Data records:
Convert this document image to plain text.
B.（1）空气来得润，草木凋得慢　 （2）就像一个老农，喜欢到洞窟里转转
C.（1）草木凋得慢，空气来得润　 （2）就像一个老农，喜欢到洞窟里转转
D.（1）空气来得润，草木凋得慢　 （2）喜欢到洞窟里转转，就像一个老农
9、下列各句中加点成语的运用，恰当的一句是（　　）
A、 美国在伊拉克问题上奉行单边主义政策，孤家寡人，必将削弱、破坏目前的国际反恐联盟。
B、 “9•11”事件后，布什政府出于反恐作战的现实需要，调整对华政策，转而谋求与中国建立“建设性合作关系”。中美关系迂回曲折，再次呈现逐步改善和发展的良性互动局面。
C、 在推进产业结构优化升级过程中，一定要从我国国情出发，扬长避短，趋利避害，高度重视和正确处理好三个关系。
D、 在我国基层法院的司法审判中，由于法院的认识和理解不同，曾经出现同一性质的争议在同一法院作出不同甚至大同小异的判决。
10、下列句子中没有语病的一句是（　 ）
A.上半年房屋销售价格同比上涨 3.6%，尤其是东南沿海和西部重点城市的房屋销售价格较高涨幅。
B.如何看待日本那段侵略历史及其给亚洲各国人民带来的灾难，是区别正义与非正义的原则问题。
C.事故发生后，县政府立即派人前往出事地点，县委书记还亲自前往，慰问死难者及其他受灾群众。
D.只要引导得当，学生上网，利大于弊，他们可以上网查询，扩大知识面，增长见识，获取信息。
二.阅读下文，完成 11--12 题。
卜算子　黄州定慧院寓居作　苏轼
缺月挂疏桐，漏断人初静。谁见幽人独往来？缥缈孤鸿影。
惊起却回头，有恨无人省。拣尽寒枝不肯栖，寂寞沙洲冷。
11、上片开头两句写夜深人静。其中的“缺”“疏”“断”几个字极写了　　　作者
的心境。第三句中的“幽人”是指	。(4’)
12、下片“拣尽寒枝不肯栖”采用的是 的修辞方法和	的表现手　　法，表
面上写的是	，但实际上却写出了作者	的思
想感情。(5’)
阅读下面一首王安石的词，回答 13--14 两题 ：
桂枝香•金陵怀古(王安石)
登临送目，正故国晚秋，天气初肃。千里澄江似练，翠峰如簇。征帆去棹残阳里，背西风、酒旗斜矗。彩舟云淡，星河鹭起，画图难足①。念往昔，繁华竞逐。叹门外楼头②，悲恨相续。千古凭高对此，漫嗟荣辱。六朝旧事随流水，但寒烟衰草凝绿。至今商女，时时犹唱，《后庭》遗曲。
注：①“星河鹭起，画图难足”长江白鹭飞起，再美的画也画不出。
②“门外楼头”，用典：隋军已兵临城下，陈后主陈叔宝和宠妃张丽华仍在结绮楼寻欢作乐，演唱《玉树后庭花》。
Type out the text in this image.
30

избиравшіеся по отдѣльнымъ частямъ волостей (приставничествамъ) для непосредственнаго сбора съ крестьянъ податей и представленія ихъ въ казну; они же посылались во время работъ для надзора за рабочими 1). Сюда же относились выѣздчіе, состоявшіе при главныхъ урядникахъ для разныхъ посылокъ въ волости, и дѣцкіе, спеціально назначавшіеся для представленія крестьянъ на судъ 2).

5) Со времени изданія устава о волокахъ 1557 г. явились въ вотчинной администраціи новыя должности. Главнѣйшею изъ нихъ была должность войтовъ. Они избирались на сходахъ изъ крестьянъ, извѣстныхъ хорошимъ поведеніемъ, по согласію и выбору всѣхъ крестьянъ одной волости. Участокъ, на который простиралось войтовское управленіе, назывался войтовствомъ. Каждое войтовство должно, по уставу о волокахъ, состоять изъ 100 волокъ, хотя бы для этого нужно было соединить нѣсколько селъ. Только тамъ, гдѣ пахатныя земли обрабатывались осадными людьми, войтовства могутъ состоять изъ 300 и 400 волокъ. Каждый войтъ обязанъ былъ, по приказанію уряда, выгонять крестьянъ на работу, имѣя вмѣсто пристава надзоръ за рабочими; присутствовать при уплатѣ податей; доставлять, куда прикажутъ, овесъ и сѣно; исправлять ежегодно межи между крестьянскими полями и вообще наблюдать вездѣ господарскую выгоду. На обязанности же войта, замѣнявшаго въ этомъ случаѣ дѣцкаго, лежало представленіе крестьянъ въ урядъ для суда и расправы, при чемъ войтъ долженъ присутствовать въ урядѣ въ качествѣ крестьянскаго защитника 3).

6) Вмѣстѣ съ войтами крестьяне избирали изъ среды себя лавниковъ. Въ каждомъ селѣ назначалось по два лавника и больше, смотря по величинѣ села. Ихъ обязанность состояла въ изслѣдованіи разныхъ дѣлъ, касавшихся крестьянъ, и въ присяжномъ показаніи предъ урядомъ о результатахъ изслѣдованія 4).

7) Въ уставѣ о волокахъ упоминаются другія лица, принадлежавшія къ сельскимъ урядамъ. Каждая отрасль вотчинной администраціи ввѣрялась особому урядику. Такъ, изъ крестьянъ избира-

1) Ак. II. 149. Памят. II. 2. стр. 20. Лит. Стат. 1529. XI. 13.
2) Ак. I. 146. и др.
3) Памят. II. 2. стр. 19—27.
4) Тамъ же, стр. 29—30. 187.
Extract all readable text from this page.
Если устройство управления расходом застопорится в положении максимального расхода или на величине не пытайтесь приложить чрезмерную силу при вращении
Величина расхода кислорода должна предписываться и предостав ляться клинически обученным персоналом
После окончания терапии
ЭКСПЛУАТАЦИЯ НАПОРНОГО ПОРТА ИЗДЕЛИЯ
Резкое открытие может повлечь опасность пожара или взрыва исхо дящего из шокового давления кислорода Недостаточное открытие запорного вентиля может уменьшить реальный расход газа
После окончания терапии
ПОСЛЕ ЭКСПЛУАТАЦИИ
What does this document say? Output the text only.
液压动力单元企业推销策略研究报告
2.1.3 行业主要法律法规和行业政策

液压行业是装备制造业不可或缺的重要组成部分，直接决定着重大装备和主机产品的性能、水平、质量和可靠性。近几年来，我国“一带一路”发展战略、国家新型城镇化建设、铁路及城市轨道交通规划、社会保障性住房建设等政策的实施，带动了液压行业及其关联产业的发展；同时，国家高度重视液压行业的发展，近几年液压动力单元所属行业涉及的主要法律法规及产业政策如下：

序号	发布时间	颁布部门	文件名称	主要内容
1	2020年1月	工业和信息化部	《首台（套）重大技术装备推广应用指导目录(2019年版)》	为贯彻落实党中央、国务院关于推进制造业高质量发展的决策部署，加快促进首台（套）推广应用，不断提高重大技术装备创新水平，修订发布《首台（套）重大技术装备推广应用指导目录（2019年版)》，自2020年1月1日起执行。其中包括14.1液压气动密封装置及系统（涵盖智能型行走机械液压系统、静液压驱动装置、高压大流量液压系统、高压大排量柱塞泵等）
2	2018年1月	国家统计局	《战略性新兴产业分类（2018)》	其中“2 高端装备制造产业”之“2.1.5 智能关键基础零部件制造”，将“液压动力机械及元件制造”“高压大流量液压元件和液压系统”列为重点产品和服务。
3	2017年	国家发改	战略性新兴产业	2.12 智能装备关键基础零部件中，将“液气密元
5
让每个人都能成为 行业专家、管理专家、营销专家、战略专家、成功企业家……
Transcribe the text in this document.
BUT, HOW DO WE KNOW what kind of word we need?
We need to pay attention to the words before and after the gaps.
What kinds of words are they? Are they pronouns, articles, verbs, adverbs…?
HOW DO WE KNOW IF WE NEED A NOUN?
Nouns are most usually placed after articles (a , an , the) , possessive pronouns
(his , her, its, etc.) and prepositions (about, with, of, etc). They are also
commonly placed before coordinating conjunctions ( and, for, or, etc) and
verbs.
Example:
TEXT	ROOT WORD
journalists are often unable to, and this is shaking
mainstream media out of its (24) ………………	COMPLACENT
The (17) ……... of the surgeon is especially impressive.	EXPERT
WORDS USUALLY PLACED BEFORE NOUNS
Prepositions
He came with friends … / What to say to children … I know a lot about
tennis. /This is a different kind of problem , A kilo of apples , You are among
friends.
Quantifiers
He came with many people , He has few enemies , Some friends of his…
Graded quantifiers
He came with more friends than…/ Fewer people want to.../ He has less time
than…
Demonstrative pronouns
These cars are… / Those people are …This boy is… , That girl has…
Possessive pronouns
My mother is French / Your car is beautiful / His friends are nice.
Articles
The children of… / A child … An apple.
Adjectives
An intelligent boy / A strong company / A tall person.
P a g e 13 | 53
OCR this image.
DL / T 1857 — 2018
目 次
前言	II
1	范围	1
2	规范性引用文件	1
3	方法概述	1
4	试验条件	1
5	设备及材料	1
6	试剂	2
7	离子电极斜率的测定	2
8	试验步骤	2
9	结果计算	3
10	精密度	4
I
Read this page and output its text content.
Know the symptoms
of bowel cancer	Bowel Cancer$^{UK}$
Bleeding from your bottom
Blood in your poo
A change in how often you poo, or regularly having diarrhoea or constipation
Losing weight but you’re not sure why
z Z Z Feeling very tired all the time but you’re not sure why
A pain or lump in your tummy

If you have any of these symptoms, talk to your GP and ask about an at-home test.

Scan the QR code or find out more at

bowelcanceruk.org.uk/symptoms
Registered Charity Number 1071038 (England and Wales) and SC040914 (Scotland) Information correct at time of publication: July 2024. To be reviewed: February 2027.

**Task directions**
Report how many lines in the data include the word "就像一个老农", and give nothing but the count.

**Solution for this exercise**
3